- _Set exercise_:
Write out the data below exactly as given, without any of its pictures.

- _The records_:
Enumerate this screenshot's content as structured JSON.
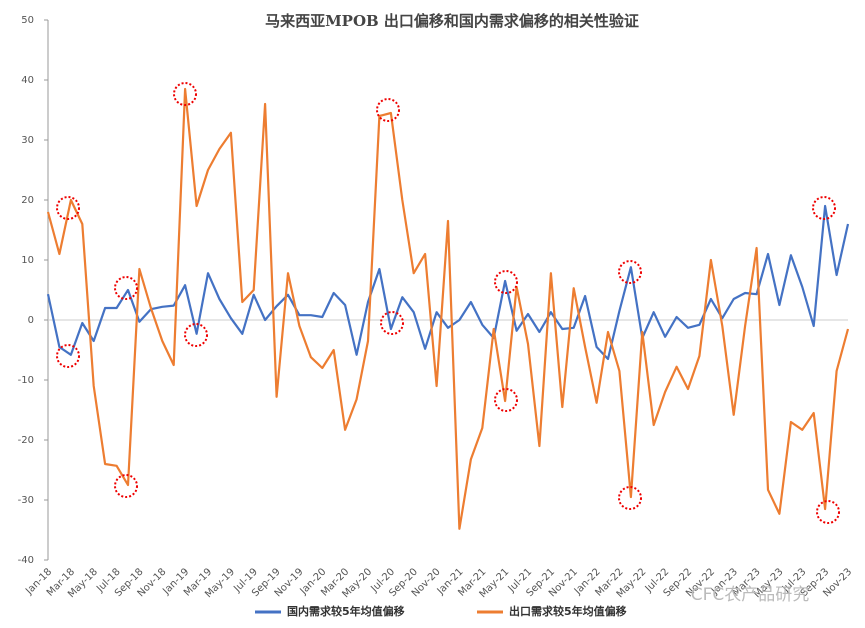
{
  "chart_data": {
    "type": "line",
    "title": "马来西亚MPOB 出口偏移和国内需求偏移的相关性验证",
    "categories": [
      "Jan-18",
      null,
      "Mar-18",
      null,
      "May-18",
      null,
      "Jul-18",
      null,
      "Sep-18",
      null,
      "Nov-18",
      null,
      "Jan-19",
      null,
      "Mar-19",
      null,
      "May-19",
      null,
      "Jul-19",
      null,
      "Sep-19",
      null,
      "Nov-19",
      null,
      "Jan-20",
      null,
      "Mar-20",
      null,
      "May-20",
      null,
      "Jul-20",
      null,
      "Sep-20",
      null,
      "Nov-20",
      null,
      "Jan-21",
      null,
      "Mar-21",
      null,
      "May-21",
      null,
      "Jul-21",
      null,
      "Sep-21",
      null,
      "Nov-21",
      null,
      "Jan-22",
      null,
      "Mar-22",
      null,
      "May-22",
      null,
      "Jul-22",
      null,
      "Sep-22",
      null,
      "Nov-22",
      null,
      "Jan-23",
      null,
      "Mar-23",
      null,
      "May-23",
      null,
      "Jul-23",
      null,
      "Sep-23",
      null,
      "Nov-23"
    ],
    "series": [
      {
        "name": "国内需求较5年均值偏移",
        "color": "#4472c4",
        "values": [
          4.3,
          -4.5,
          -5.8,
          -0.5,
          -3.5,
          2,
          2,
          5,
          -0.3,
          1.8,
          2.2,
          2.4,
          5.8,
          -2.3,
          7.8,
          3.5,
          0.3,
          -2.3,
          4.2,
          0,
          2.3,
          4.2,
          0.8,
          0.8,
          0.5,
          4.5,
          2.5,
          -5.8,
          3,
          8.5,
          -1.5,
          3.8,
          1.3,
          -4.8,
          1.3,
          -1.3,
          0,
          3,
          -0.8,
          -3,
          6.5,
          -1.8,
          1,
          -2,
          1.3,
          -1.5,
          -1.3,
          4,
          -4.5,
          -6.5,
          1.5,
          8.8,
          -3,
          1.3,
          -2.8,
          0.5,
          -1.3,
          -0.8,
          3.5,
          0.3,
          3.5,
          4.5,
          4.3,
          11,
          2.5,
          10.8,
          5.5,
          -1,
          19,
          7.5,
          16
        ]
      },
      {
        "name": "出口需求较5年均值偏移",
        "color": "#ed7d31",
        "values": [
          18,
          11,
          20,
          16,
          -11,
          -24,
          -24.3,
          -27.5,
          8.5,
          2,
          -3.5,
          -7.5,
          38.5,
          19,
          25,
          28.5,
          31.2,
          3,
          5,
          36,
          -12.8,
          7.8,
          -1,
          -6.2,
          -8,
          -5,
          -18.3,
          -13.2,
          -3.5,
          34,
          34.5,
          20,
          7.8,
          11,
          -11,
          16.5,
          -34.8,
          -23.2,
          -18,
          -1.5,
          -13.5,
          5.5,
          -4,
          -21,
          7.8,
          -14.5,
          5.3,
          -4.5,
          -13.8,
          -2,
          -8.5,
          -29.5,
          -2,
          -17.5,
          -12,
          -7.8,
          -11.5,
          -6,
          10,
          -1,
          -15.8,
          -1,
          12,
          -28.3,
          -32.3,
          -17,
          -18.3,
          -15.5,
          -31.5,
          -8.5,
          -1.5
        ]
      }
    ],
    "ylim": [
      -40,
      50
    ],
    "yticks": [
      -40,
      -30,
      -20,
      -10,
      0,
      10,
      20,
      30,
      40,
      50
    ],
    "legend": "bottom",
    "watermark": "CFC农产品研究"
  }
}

- _Answer to the task_:
Enumerate this screenshot's content as structured JSON.
{
  "chart_data": {
    "type": "line",
    "title": "马来西亚MPOB 出口偏移和国内需求偏移的相关性验证",
    "categories": [
      "Jan-18",
      null,
      "Mar-18",
      null,
      "May-18",
      null,
      "Jul-18",
      null,
      "Sep-18",
      null,
      "Nov-18",
      null,
      "Jan-19",
      null,
      "Mar-19",
      null,
      "May-19",
      null,
      "Jul-19",
      null,
      "Sep-19",
      null,
      "Nov-19",
      null,
      "Jan-20",
      null,
      "Mar-20",
      null,
      "May-20",
      null,
      "Jul-20",
      null,
      "Sep-20",
      null,
      "Nov-20",
      null,
      "Jan-21",
      null,
      "Mar-21",
      null,
      "May-21",
      null,
      "Jul-21",
      null,
      "Sep-21",
      null,
      "Nov-21",
      null,
      "Jan-22",
      null,
      "Mar-22",
      null,
      "May-22",
      null,
      "Jul-22",
      null,
      "Sep-22",
      null,
      "Nov-22",
      null,
      "Jan-23",
      null,
      "Mar-23",
      null,
      "May-23",
      null,
      "Jul-23",
      null,
      "Sep-23",
      null,
      "Nov-23"
    ],
    "series": [
      {
        "name": "国内需求较5年均值偏移",
        "color": "#4472c4",
        "values": [
          4.3,
          -4.5,
          -5.8,
          -0.5,
          -3.5,
          2,
          2,
          5,
          -0.3,
          1.8,
          2.2,
          2.4,
          5.8,
          -2.3,
          7.8,
          3.5,
          0.3,
          -2.3,
          4.2,
          0,
          2.3,
          4.2,
          0.8,
          0.8,
          0.5,
          4.5,
          2.5,
          -5.8,
          3,
          8.5,
          -1.5,
          3.8,
          1.3,
          -4.8,
          1.3,
          -1.3,
          0,
          3,
          -0.8,
          -3,
          6.5,
          -1.8,
          1,
          -2,
          1.3,
          -1.5,
          -1.3,
          4,
          -4.5,
          -6.5,
          1.5,
          8.8,
          -3,
          1.3,
          -2.8,
          0.5,
          -1.3,
          -0.8,
          3.5,
          0.3,
          3.5,
          4.5,
          4.3,
          11,
          2.5,
          10.8,
          5.5,
          -1,
          19,
          7.5,
          16
        ]
      },
      {
        "name": "出口需求较5年均值偏移",
        "color": "#ed7d31",
        "values": [
          18,
          11,
          20,
          16,
          -11,
          -24,
          -24.3,
          -27.5,
          8.5,
          2,
          -3.5,
          -7.5,
          38.5,
          19,
          25,
          28.5,
          31.2,
          3,
          5,
          36,
          -12.8,
          7.8,
          -1,
          -6.2,
          -8,
          -5,
          -18.3,
          -13.2,
          -3.5,
          34,
          34.5,
          20,
          7.8,
          11,
          -11,
          16.5,
          -34.8,
          -23.2,
          -18,
          -1.5,
          -13.5,
          5.5,
          -4,
          -21,
          7.8,
          -14.5,
          5.3,
          -4.5,
          -13.8,
          -2,
          -8.5,
          -29.5,
          -2,
          -17.5,
          -12,
          -7.8,
          -11.5,
          -6,
          10,
          -1,
          -15.8,
          -1,
          12,
          -28.3,
          -32.3,
          -17,
          -18.3,
          -15.5,
          -31.5,
          -8.5,
          -1.5
        ]
      }
    ],
    "ylim": [
      -40,
      50
    ],
    "yticks": [
      -40,
      -30,
      -20,
      -10,
      0,
      10,
      20,
      30,
      40,
      50
    ],
    "legend": "bottom",
    "watermark": "CFC农产品研究"
  }
}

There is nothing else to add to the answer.